┏━━

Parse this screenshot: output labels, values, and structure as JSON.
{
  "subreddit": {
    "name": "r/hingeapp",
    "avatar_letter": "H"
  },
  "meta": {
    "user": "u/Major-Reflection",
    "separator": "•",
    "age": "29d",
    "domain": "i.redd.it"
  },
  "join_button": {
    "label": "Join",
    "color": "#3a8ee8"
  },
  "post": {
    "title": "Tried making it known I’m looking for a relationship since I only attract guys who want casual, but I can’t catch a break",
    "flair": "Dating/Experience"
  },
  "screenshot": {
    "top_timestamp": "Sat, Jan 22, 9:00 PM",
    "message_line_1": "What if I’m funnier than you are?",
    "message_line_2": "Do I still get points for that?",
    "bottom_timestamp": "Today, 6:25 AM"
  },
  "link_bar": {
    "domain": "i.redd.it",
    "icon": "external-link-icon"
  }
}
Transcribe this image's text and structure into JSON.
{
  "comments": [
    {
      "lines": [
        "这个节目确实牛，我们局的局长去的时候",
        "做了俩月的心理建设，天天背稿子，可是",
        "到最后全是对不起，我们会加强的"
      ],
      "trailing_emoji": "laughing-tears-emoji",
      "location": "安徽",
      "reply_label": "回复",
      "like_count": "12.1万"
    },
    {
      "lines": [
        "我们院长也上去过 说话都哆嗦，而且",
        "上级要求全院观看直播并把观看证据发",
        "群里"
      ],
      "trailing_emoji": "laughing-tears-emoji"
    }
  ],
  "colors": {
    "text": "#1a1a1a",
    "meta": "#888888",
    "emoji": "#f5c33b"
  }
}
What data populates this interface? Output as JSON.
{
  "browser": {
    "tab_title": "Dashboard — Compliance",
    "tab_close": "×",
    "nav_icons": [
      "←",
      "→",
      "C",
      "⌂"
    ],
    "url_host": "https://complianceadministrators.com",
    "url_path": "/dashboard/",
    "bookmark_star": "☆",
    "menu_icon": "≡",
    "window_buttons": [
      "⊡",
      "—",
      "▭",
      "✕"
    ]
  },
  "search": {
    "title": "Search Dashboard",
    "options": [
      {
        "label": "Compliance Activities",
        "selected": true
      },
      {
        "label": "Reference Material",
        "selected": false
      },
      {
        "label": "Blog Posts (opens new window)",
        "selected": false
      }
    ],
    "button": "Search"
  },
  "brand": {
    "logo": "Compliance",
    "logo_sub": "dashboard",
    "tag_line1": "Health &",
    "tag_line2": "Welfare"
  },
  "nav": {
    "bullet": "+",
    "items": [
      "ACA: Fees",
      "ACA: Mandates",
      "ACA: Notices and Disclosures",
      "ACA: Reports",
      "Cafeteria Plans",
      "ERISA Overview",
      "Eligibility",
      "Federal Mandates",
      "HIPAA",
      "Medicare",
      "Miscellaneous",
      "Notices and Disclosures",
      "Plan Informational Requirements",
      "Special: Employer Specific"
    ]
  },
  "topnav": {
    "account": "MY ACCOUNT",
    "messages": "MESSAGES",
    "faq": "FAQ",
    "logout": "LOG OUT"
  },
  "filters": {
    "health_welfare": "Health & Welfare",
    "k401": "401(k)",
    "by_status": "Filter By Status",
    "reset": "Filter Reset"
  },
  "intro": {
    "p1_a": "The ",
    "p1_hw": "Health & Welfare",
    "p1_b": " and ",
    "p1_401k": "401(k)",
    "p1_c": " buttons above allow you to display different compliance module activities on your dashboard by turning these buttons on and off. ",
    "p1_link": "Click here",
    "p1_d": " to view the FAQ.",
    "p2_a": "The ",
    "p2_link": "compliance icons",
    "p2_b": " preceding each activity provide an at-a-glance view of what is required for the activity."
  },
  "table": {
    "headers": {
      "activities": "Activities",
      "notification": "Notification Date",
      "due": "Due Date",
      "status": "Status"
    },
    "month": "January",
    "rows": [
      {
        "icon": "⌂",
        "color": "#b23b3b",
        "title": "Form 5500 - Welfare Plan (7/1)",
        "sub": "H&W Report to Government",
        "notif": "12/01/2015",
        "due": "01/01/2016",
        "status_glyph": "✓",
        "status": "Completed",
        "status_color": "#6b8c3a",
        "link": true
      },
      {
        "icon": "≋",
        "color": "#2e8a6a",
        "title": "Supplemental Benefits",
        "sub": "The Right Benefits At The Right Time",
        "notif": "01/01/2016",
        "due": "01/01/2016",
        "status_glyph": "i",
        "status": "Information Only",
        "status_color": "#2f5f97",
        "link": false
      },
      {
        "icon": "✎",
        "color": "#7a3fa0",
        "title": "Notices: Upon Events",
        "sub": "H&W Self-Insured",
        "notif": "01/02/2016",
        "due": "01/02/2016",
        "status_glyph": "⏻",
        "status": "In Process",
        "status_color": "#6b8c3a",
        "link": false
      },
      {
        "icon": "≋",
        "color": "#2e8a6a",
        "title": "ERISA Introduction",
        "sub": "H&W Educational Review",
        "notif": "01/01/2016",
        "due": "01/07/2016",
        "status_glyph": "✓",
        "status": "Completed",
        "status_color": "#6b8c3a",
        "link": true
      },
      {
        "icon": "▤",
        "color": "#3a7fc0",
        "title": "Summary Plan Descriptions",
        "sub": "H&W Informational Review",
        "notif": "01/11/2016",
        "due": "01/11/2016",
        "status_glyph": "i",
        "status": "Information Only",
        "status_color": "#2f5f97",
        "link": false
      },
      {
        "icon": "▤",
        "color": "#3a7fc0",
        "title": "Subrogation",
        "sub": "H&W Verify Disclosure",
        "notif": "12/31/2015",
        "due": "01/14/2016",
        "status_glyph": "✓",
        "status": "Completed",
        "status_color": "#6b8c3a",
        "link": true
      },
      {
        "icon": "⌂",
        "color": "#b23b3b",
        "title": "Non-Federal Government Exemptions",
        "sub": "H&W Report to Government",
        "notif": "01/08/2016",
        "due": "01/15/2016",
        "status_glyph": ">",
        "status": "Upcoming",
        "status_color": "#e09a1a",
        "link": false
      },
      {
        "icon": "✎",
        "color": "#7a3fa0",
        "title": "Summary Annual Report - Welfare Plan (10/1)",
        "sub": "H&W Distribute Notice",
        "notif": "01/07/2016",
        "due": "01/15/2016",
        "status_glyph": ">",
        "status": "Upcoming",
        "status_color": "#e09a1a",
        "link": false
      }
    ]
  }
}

┗━━

• INSTRUCTION
The lines above should be duplicated exactly.

• EXERCISE RESULT
Parse this screenshot: output labels, values, and structure as JSON.
{
  "subreddit": {
    "name": "r/hingeapp",
    "avatar_letter": "H"
  },
  "meta": {
    "user": "u/Major-Reflection",
    "separator": "•",
    "age": "29d",
    "domain": "i.redd.it"
  },
  "join_button": {
    "label": "Join",
    "color": "#3a8ee8"
  },
  "post": {
    "title": "Tried making it known I’m looking for a relationship since I only attract guys who want casual, but I can’t catch a break",
    "flair": "Dating/Experience"
  },
  "screenshot": {
    "top_timestamp": "Sat, Jan 22, 9:00 PM",
    "message_line_1": "What if I’m funnier than you are?",
    "message_line_2": "Do I still get points for that?",
    "bottom_timestamp": "Today, 6:25 AM"
  },
  "link_bar": {
    "domain": "i.redd.it",
    "icon": "external-link-icon"
  }
}
Transcribe this image's text and structure into JSON.
{
  "comments": [
    {
      "lines": [
        "这个节目确实牛，我们局的局长去的时候",
        "做了俩月的心理建设，天天背稿子，可是",
        "到最后全是对不起，我们会加强的"
      ],
      "trailing_emoji": "laughing-tears-emoji",
      "location": "安徽",
      "reply_label": "回复",
      "like_count": "12.1万"
    },
    {
      "lines": [
        "我们院长也上去过 说话都哆嗦，而且",
        "上级要求全院观看直播并把观看证据发",
        "群里"
      ],
      "trailing_emoji": "laughing-tears-emoji"
    }
  ],
  "colors": {
    "text": "#1a1a1a",
    "meta": "#888888",
    "emoji": "#f5c33b"
  }
}
What data populates this interface? Output as JSON.
{
  "browser": {
    "tab_title": "Dashboard — Compliance",
    "tab_close": "×",
    "nav_icons": [
      "←",
      "→",
      "C",
      "⌂"
    ],
    "url_host": "https://complianceadministrators.com",
    "url_path": "/dashboard/",
    "bookmark_star": "☆",
    "menu_icon": "≡",
    "window_buttons": [
      "⊡",
      "—",
      "▭",
      "✕"
    ]
  },
  "search": {
    "title": "Search Dashboard",
    "options": [
      {
        "label": "Compliance Activities",
        "selected": true
      },
      {
        "label": "Reference Material",
        "selected": false
      },
      {
        "label": "Blog Posts (opens new window)",
        "selected": false
      }
    ],
    "button": "Search"
  },
  "brand": {
    "logo": "Compliance",
    "logo_sub": "dashboard",
    "tag_line1": "Health &",
    "tag_line2": "Welfare"
  },
  "nav": {
    "bullet": "+",
    "items": [
      "ACA: Fees",
      "ACA: Mandates",
      "ACA: Notices and Disclosures",
      "ACA: Reports",
      "Cafeteria Plans",
      "ERISA Overview",
      "Eligibility",
      "Federal Mandates",
      "HIPAA",
      "Medicare",
      "Miscellaneous",
      "Notices and Disclosures",
      "Plan Informational Requirements",
      "Special: Employer Specific"
    ]
  },
  "topnav": {
    "account": "MY ACCOUNT",
    "messages": "MESSAGES",
    "faq": "FAQ",
    "logout": "LOG OUT"
  },
  "filters": {
    "health_welfare": "Health & Welfare",
    "k401": "401(k)",
    "by_status": "Filter By Status",
    "reset": "Filter Reset"
  },
  "intro": {
    "p1_a": "The ",
    "p1_hw": "Health & Welfare",
    "p1_b": " and ",
    "p1_401k": "401(k)",
    "p1_c": " buttons above allow you to display different compliance module activities on your dashboard by turning these buttons on and off. ",
    "p1_link": "Click here",
    "p1_d": " to view the FAQ.",
    "p2_a": "The ",
    "p2_link": "compliance icons",
    "p2_b": " preceding each activity provide an at-a-glance view of what is required for the activity."
  },
  "table": {
    "headers": {
      "activities": "Activities",
      "notification": "Notification Date",
      "due": "Due Date",
      "status": "Status"
    },
    "month": "January",
    "rows": [
      {
        "icon": "⌂",
        "color": "#b23b3b",
        "title": "Form 5500 - Welfare Plan (7/1)",
        "sub": "H&W Report to Government",
        "notif": "12/01/2015",
        "due": "01/01/2016",
        "status_glyph": "✓",
        "status": "Completed",
        "status_color": "#6b8c3a",
        "link": true
      },
      {
        "icon": "≋",
        "color": "#2e8a6a",
        "title": "Supplemental Benefits",
        "sub": "The Right Benefits At The Right Time",
        "notif": "01/01/2016",
        "due": "01/01/2016",
        "status_glyph": "i",
        "status": "Information Only",
        "status_color": "#2f5f97",
        "link": false
      },
      {
        "icon": "✎",
        "color": "#7a3fa0",
        "title": "Notices: Upon Events",
        "sub": "H&W Self-Insured",
        "notif": "01/02/2016",
        "due": "01/02/2016",
        "status_glyph": "⏻",
        "status": "In Process",
        "status_color": "#6b8c3a",
        "link": false
      },
      {
        "icon": "≋",
        "color": "#2e8a6a",
        "title": "ERISA Introduction",
        "sub": "H&W Educational Review",
        "notif": "01/01/2016",
        "due": "01/07/2016",
        "status_glyph": "✓",
        "status": "Completed",
        "status_color": "#6b8c3a",
        "link": true
      },
      {
        "icon": "▤",
        "color": "#3a7fc0",
        "title": "Summary Plan Descriptions",
        "sub": "H&W Informational Review",
        "notif": "01/11/2016",
        "due": "01/11/2016",
        "status_glyph": "i",
        "status": "Information Only",
        "status_color": "#2f5f97",
        "link": false
      },
      {
        "icon": "▤",
        "color": "#3a7fc0",
        "title": "Subrogation",
        "sub": "H&W Verify Disclosure",
        "notif": "12/31/2015",
        "due": "01/14/2016",
        "status_glyph": "✓",
        "status": "Completed",
        "status_color": "#6b8c3a",
        "link": true
      },
      {
        "icon": "⌂",
        "color": "#b23b3b",
        "title": "Non-Federal Government Exemptions",
        "sub": "H&W Report to Government",
        "notif": "01/08/2016",
        "due": "01/15/2016",
        "status_glyph": ">",
        "status": "Upcoming",
        "status_color": "#e09a1a",
        "link": false
      },
      {
        "icon": "✎",
        "color": "#7a3fa0",
        "title": "Summary Annual Report - Welfare Plan (10/1)",
        "sub": "H&W Distribute Notice",
        "notif": "01/07/2016",
        "due": "01/15/2016",
        "status_glyph": ">",
        "status": "Upcoming",
        "status_color": "#e09a1a",
        "link": false
      }
    ]
  }
}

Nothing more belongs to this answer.